BRIEF: Copy out the lines that have "ZAOSTAVŠTINE" in them.
##############################
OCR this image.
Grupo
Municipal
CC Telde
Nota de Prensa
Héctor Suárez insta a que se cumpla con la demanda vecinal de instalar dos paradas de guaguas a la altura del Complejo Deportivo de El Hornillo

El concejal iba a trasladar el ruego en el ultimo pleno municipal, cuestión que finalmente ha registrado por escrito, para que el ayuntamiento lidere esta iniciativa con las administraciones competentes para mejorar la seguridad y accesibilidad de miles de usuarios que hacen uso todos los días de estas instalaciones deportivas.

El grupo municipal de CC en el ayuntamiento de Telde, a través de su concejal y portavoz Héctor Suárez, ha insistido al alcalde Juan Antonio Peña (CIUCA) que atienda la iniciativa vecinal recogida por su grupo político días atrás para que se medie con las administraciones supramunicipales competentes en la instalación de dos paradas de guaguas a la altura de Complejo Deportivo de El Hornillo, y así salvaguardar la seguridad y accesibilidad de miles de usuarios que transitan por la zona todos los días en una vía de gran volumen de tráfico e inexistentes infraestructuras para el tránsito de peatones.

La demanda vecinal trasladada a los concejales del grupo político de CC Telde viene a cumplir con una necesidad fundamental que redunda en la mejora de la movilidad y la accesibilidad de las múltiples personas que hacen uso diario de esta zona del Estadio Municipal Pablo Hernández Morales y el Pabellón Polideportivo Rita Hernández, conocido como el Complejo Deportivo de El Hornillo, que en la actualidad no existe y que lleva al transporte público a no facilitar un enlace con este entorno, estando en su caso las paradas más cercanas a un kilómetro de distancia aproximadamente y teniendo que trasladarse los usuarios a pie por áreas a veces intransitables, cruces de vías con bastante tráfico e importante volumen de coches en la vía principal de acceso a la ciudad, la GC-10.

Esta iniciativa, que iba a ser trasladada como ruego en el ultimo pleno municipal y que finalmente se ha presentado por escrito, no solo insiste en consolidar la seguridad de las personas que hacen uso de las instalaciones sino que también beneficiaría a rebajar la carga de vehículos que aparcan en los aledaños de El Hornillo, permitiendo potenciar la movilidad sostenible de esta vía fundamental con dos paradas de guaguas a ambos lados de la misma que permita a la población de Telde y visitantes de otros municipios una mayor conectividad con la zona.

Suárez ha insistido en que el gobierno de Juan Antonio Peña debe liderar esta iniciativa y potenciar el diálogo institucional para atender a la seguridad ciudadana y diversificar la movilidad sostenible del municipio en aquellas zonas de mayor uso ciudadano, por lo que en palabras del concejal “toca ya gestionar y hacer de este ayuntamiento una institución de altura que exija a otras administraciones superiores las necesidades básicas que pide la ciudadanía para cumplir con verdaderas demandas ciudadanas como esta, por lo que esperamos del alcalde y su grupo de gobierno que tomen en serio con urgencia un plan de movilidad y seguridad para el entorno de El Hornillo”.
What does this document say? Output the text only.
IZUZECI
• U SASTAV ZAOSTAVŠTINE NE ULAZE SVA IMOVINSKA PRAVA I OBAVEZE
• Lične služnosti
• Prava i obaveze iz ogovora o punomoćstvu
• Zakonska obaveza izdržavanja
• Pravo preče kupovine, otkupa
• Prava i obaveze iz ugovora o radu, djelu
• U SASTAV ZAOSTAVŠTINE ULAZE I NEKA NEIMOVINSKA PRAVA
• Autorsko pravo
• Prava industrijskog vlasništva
##############################
OUTPUT OF THE TASK:
• U SASTAV ZAOSTAVŠTINE NE ULAZE SVA IMOVINSKA PRAVA I OBAVEZE
• U SASTAV ZAOSTAVŠTINE ULAZE I NEKA NEIMOVINSKA PRAVA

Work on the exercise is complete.